__TASK BRIEF__
Repeat every record below exactly, but leave out any pictures.

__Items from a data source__
============================================================
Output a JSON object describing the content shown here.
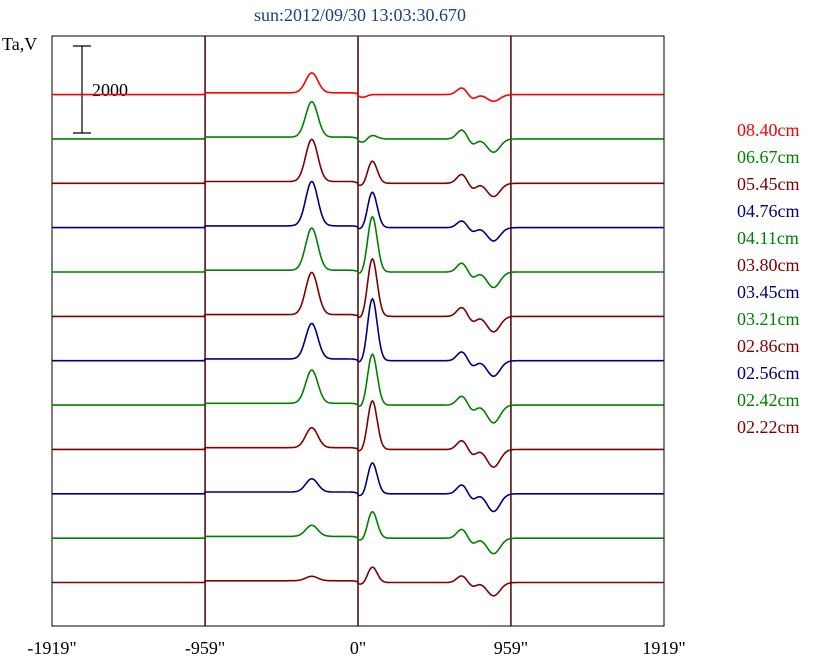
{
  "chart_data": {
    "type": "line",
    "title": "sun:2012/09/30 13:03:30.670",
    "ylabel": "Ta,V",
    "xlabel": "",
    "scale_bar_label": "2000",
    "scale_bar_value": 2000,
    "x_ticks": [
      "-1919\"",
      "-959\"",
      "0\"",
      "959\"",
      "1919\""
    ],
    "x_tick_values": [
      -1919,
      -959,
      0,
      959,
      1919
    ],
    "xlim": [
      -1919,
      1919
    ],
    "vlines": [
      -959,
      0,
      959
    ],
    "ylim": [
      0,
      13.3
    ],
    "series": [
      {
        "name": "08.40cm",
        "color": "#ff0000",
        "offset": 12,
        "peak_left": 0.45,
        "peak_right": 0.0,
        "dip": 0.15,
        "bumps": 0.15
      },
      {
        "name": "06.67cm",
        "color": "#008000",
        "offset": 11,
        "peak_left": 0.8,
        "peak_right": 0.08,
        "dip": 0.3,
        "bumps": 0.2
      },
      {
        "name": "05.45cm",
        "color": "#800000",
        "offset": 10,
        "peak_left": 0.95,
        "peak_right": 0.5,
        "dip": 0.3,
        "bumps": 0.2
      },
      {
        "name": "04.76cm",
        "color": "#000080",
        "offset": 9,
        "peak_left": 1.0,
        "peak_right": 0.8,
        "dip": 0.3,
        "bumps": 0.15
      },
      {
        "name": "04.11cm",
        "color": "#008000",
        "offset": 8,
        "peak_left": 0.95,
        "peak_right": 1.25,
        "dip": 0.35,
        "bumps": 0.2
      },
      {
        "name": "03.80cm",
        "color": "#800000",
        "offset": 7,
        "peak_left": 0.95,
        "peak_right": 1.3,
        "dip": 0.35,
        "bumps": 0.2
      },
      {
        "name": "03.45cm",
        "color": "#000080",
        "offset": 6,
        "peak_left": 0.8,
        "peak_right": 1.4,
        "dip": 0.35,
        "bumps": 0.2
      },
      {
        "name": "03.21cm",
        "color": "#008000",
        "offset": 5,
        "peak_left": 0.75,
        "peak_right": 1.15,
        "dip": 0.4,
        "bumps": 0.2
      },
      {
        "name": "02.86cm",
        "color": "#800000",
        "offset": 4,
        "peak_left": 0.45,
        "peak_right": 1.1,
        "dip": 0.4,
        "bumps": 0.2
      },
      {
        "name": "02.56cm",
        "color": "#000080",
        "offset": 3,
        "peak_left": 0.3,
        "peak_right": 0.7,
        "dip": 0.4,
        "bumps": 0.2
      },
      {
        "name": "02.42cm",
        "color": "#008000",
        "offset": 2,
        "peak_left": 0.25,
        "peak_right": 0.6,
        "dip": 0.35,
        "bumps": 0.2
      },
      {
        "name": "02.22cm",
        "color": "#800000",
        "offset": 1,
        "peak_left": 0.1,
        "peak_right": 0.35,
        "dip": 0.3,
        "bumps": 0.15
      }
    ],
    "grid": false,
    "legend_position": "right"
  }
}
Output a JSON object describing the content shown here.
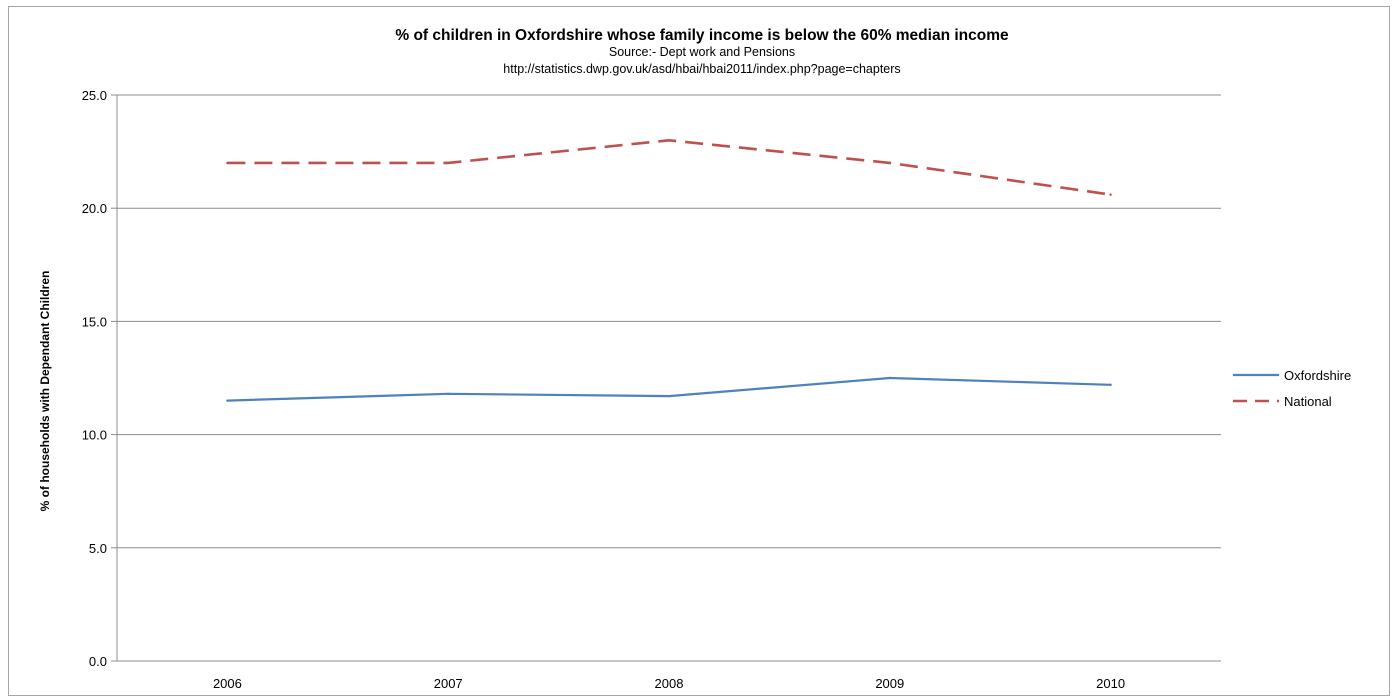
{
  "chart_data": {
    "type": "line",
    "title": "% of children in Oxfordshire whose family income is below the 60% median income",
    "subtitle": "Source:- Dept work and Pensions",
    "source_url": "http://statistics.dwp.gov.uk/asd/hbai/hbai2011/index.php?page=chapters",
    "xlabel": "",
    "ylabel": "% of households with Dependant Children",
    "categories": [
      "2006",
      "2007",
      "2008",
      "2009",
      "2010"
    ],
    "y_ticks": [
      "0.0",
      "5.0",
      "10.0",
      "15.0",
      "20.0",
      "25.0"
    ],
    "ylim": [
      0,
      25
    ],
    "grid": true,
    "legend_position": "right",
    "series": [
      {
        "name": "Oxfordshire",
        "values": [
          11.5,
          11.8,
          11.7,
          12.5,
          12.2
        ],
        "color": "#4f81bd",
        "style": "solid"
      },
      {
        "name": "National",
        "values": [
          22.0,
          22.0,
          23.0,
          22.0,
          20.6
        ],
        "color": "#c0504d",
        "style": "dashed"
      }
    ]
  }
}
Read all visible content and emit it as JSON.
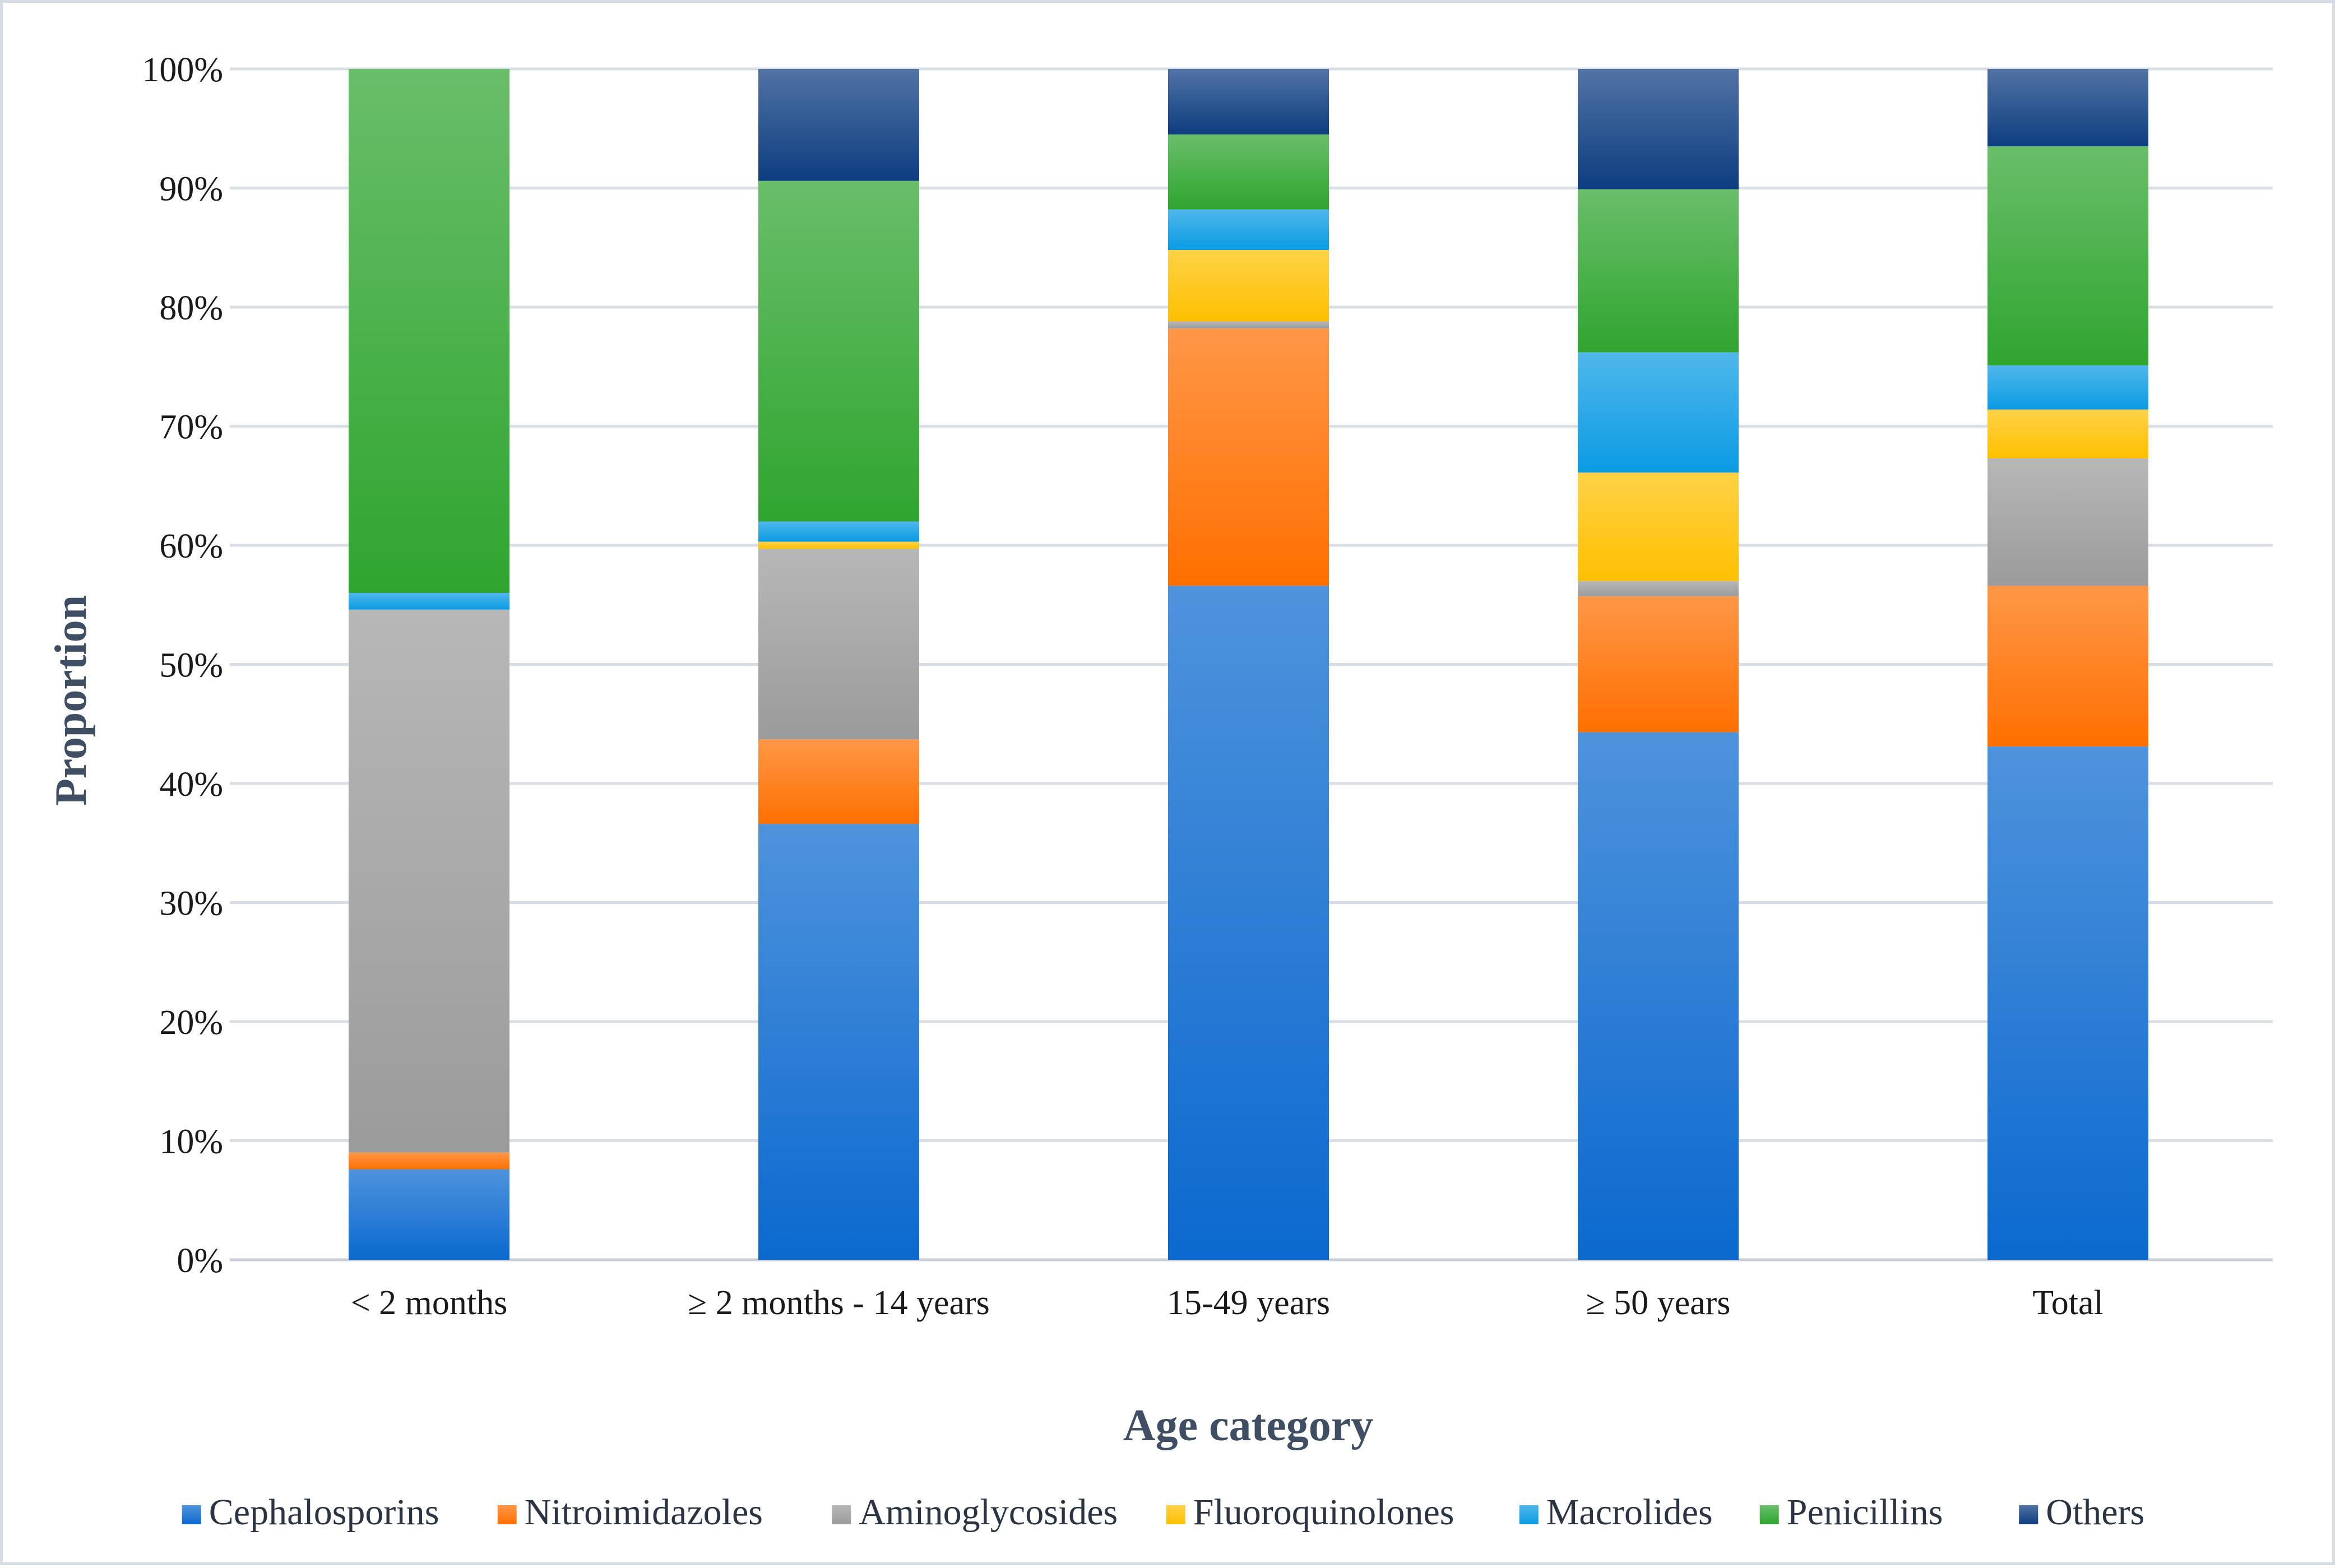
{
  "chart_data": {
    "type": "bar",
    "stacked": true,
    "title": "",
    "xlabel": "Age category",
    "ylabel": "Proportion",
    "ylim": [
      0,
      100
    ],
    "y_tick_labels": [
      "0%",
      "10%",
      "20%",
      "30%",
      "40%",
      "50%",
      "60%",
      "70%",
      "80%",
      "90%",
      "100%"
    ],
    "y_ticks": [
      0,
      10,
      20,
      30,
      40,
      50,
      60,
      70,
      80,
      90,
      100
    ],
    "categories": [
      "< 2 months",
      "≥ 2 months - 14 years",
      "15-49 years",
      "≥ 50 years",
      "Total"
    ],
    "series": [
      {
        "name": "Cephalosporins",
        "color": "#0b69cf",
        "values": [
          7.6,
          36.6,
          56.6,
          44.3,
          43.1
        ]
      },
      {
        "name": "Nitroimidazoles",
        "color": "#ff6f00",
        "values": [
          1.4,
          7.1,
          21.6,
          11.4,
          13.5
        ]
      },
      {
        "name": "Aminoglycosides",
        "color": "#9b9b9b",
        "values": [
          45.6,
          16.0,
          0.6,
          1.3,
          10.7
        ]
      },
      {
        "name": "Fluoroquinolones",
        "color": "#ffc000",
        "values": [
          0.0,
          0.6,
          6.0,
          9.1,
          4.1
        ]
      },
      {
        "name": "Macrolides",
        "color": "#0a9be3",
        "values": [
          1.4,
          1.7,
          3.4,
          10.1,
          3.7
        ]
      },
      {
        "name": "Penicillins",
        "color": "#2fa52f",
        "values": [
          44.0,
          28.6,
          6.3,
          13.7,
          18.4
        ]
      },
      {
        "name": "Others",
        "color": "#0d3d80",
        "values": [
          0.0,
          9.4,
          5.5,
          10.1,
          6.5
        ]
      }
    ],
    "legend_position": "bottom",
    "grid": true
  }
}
============================================================
__FINISHED EXERCISE__
Output a JSON object describing the content shown here.
{
  "chart_data": {
    "type": "line",
    "title": "sun:2012/09/30 13:03:30.670",
    "ylabel": "Ta,V",
    "xlabel": "",
    "scale_bar_label": "2000",
    "scale_bar_value": 2000,
    "x_ticks": [
      "-1919\"",
      "-959\"",
      "0\"",
      "959\"",
      "1919\""
    ],
    "x_tick_values": [
      -1919,
      -959,
      0,
      959,
      1919
    ],
    "xlim": [
      -1919,
      1919
    ],
    "vlines": [
      -959,
      0,
      959
    ],
    "ylim": [
      0,
      13.3
    ],
    "series": [
      {
        "name": "08.40cm",
        "color": "#ff0000",
        "offset": 12,
        "peak_left": 0.45,
        "peak_right": 0.0,
        "dip": 0.15,
        "bumps": 0.15
      },
      {
        "name": "06.67cm",
        "color": "#008000",
        "offset": 11,
        "peak_left": 0.8,
        "peak_right": 0.08,
        "dip": 0.3,
        "bumps": 0.2
      },
      {
        "name": "05.45cm",
        "color": "#800000",
        "offset": 10,
        "peak_left": 0.95,
        "peak_right": 0.5,
        "dip": 0.3,
        "bumps": 0.2
      },
      {
        "name": "04.76cm",
        "color": "#000080",
        "offset": 9,
        "peak_left": 1.0,
        "peak_right": 0.8,
        "dip": 0.3,
        "bumps": 0.15
      },
      {
        "name": "04.11cm",
        "color": "#008000",
        "offset": 8,
        "peak_left": 0.95,
        "peak_right": 1.25,
        "dip": 0.35,
        "bumps": 0.2
      },
      {
        "name": "03.80cm",
        "color": "#800000",
        "offset": 7,
        "peak_left": 0.95,
        "peak_right": 1.3,
        "dip": 0.35,
        "bumps": 0.2
      },
      {
        "name": "03.45cm",
        "color": "#000080",
        "offset": 6,
        "peak_left": 0.8,
        "peak_right": 1.4,
        "dip": 0.35,
        "bumps": 0.2
      },
      {
        "name": "03.21cm",
        "color": "#008000",
        "offset": 5,
        "peak_left": 0.75,
        "peak_right": 1.15,
        "dip": 0.4,
        "bumps": 0.2
      },
      {
        "name": "02.86cm",
        "color": "#800000",
        "offset": 4,
        "peak_left": 0.45,
        "peak_right": 1.1,
        "dip": 0.4,
        "bumps": 0.2
      },
      {
        "name": "02.56cm",
        "color": "#000080",
        "offset": 3,
        "peak_left": 0.3,
        "peak_right": 0.7,
        "dip": 0.4,
        "bumps": 0.2
      },
      {
        "name": "02.42cm",
        "color": "#008000",
        "offset": 2,
        "peak_left": 0.25,
        "peak_right": 0.6,
        "dip": 0.35,
        "bumps": 0.2
      },
      {
        "name": "02.22cm",
        "color": "#800000",
        "offset": 1,
        "peak_left": 0.1,
        "peak_right": 0.35,
        "dip": 0.3,
        "bumps": 0.15
      }
    ],
    "grid": false,
    "legend_position": "right"
  }
}
Output a JSON object describing the content shown here.
{
  "chart_data": {
    "type": "line",
    "title": "% of children in Oxfordshire whose family income is below the 60% median income",
    "subtitle": "Source:- Dept work and Pensions",
    "source_url": "http://statistics.dwp.gov.uk/asd/hbai/hbai2011/index.php?page=chapters",
    "xlabel": "",
    "ylabel": "% of households with Dependant Children",
    "categories": [
      "2006",
      "2007",
      "2008",
      "2009",
      "2010"
    ],
    "y_ticks": [
      "0.0",
      "5.0",
      "10.0",
      "15.0",
      "20.0",
      "25.0"
    ],
    "ylim": [
      0,
      25
    ],
    "grid": true,
    "legend_position": "right",
    "series": [
      {
        "name": "Oxfordshire",
        "values": [
          11.5,
          11.8,
          11.7,
          12.5,
          12.2
        ],
        "color": "#4f81bd",
        "style": "solid"
      },
      {
        "name": "National",
        "values": [
          22.0,
          22.0,
          23.0,
          22.0,
          20.6
        ],
        "color": "#c0504d",
        "style": "dashed"
      }
    ]
  }
}
Read all visible content and emit it as JSON.
{
  "chart_data": {
    "type": "bar",
    "stacked": true,
    "title": "",
    "xlabel": "Age category",
    "ylabel": "Proportion",
    "ylim": [
      0,
      100
    ],
    "y_tick_labels": [
      "0%",
      "10%",
      "20%",
      "30%",
      "40%",
      "50%",
      "60%",
      "70%",
      "80%",
      "90%",
      "100%"
    ],
    "y_ticks": [
      0,
      10,
      20,
      30,
      40,
      50,
      60,
      70,
      80,
      90,
      100
    ],
    "categories": [
      "< 2 months",
      "≥ 2 months - 14 years",
      "15-49 years",
      "≥ 50 years",
      "Total"
    ],
    "series": [
      {
        "name": "Cephalosporins",
        "color": "#0b69cf",
        "values": [
          7.6,
          36.6,
          56.6,
          44.3,
          43.1
        ]
      },
      {
        "name": "Nitroimidazoles",
        "color": "#ff6f00",
        "values": [
          1.4,
          7.1,
          21.6,
          11.4,
          13.5
        ]
      },
      {
        "name": "Aminoglycosides",
        "color": "#9b9b9b",
        "values": [
          45.6,
          16.0,
          0.6,
          1.3,
          10.7
        ]
      },
      {
        "name": "Fluoroquinolones",
        "color": "#ffc000",
        "values": [
          0.0,
          0.6,
          6.0,
          9.1,
          4.1
        ]
      },
      {
        "name": "Macrolides",
        "color": "#0a9be3",
        "values": [
          1.4,
          1.7,
          3.4,
          10.1,
          3.7
        ]
      },
      {
        "name": "Penicillins",
        "color": "#2fa52f",
        "values": [
          44.0,
          28.6,
          6.3,
          13.7,
          18.4
        ]
      },
      {
        "name": "Others",
        "color": "#0d3d80",
        "values": [
          0.0,
          9.4,
          5.5,
          10.1,
          6.5
        ]
      }
    ],
    "legend_position": "bottom",
    "grid": true
  }
}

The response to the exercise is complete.